• To do:
Repeat the data in full and exactly. Leave the pictures out.
[Data for this task Boundary: Start]
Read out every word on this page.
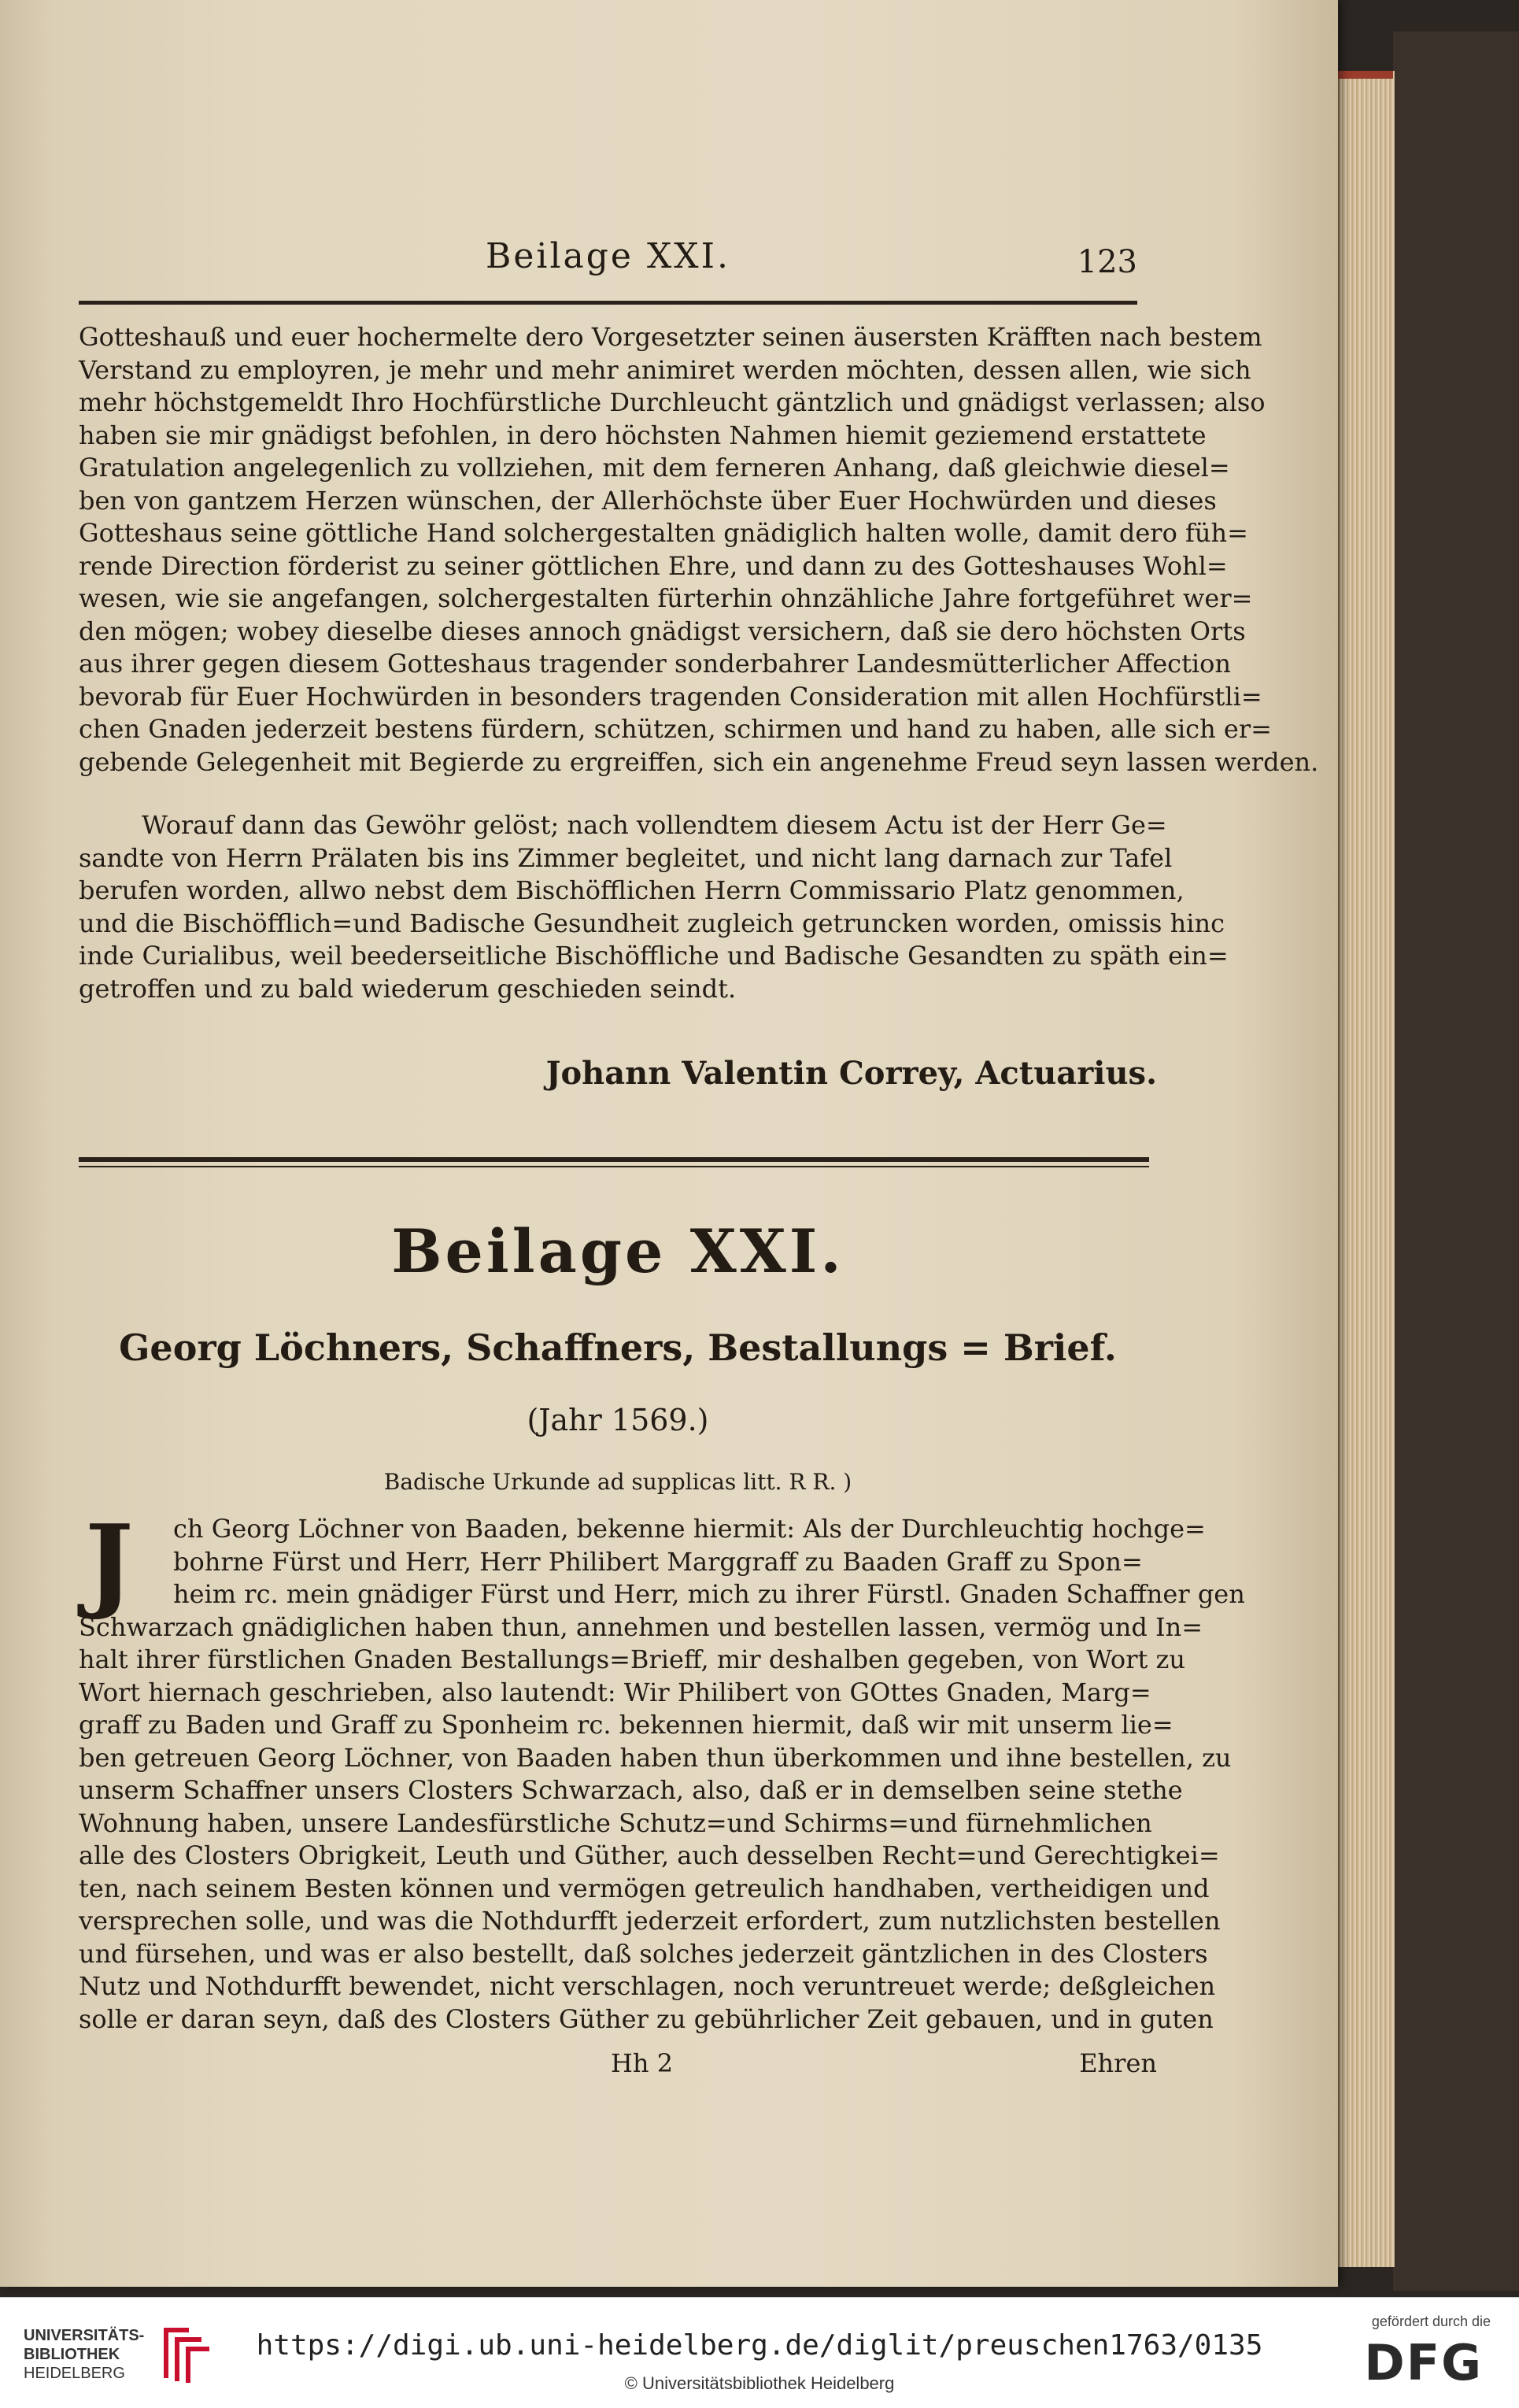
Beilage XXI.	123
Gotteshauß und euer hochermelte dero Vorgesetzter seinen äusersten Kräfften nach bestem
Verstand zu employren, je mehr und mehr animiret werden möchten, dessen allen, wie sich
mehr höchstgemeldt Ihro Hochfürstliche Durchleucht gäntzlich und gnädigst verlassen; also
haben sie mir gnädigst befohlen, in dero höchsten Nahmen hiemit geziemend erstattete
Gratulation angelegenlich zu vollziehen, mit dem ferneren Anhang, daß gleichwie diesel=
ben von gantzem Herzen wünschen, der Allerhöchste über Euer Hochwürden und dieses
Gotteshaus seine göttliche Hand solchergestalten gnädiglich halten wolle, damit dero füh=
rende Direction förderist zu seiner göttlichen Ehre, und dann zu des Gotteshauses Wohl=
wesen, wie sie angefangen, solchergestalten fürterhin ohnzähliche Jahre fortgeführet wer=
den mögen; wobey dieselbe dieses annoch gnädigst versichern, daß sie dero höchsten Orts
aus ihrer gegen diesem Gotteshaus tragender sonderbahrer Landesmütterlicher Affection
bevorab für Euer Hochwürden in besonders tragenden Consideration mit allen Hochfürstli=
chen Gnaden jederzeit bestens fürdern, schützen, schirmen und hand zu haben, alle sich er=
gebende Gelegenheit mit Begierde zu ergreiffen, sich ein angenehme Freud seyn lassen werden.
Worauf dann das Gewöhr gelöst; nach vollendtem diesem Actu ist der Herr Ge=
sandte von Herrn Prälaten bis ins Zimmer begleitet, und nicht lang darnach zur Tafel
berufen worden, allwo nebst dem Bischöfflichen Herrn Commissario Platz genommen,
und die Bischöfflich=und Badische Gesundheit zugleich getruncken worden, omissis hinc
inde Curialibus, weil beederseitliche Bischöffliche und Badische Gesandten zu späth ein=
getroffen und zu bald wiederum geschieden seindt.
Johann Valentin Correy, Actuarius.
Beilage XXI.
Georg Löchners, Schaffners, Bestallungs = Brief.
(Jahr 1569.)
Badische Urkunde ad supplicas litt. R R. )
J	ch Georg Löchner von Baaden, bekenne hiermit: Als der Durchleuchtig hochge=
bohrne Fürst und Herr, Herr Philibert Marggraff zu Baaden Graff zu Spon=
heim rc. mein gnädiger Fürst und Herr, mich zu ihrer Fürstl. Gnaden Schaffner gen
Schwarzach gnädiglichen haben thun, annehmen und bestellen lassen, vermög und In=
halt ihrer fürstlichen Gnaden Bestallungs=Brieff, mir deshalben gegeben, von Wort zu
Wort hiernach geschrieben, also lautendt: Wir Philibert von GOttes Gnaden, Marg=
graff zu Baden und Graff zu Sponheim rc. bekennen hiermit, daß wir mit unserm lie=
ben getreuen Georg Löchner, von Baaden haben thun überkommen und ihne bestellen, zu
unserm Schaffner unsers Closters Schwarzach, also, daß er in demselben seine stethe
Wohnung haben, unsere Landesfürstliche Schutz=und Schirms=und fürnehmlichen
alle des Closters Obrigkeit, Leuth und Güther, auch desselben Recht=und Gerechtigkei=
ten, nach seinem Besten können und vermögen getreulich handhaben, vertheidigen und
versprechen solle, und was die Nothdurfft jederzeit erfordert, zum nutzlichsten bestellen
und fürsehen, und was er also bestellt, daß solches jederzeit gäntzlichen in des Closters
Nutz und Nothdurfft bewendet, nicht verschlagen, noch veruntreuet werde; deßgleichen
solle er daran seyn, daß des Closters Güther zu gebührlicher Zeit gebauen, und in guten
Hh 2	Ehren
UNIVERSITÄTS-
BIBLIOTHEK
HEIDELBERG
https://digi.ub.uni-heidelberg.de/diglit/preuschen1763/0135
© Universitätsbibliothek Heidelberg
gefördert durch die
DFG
[Data for this task Boundary: End]
• Expected output:
Read out every word on this page.
Beilage XXI.	123
Gotteshauß und euer hochermelte dero Vorgesetzter seinen äusersten Kräfften nach bestem
Verstand zu employren, je mehr und mehr animiret werden möchten, dessen allen, wie sich
mehr höchstgemeldt Ihro Hochfürstliche Durchleucht gäntzlich und gnädigst verlassen; also
haben sie mir gnädigst befohlen, in dero höchsten Nahmen hiemit geziemend erstattete
Gratulation angelegenlich zu vollziehen, mit dem ferneren Anhang, daß gleichwie diesel=
ben von gantzem Herzen wünschen, der Allerhöchste über Euer Hochwürden und dieses
Gotteshaus seine göttliche Hand solchergestalten gnädiglich halten wolle, damit dero füh=
rende Direction förderist zu seiner göttlichen Ehre, und dann zu des Gotteshauses Wohl=
wesen, wie sie angefangen, solchergestalten fürterhin ohnzähliche Jahre fortgeführet wer=
den mögen; wobey dieselbe dieses annoch gnädigst versichern, daß sie dero höchsten Orts
aus ihrer gegen diesem Gotteshaus tragender sonderbahrer Landesmütterlicher Affection
bevorab für Euer Hochwürden in besonders tragenden Consideration mit allen Hochfürstli=
chen Gnaden jederzeit bestens fürdern, schützen, schirmen und hand zu haben, alle sich er=
gebende Gelegenheit mit Begierde zu ergreiffen, sich ein angenehme Freud seyn lassen werden.
Worauf dann das Gewöhr gelöst; nach vollendtem diesem Actu ist der Herr Ge=
sandte von Herrn Prälaten bis ins Zimmer begleitet, und nicht lang darnach zur Tafel
berufen worden, allwo nebst dem Bischöfflichen Herrn Commissario Platz genommen,
und die Bischöfflich=und Badische Gesundheit zugleich getruncken worden, omissis hinc
inde Curialibus, weil beederseitliche Bischöffliche und Badische Gesandten zu späth ein=
getroffen und zu bald wiederum geschieden seindt.
Johann Valentin Correy, Actuarius.
Beilage XXI.
Georg Löchners, Schaffners, Bestallungs = Brief.
(Jahr 1569.)
Badische Urkunde ad supplicas litt. R R. )
J	ch Georg Löchner von Baaden, bekenne hiermit: Als der Durchleuchtig hochge=
bohrne Fürst und Herr, Herr Philibert Marggraff zu Baaden Graff zu Spon=
heim rc. mein gnädiger Fürst und Herr, mich zu ihrer Fürstl. Gnaden Schaffner gen
Schwarzach gnädiglichen haben thun, annehmen und bestellen lassen, vermög und In=
halt ihrer fürstlichen Gnaden Bestallungs=Brieff, mir deshalben gegeben, von Wort zu
Wort hiernach geschrieben, also lautendt: Wir Philibert von GOttes Gnaden, Marg=
graff zu Baden und Graff zu Sponheim rc. bekennen hiermit, daß wir mit unserm lie=
ben getreuen Georg Löchner, von Baaden haben thun überkommen und ihne bestellen, zu
unserm Schaffner unsers Closters Schwarzach, also, daß er in demselben seine stethe
Wohnung haben, unsere Landesfürstliche Schutz=und Schirms=und fürnehmlichen
alle des Closters Obrigkeit, Leuth und Güther, auch desselben Recht=und Gerechtigkei=
ten, nach seinem Besten können und vermögen getreulich handhaben, vertheidigen und
versprechen solle, und was die Nothdurfft jederzeit erfordert, zum nutzlichsten bestellen
und fürsehen, und was er also bestellt, daß solches jederzeit gäntzlichen in des Closters
Nutz und Nothdurfft bewendet, nicht verschlagen, noch veruntreuet werde; deßgleichen
solle er daran seyn, daß des Closters Güther zu gebührlicher Zeit gebauen, und in guten
Hh 2	Ehren
UNIVERSITÄTS-
BIBLIOTHEK
HEIDELBERG
https://digi.ub.uni-heidelberg.de/diglit/preuschen1763/0135
© Universitätsbibliothek Heidelberg
gefördert durch die
DFG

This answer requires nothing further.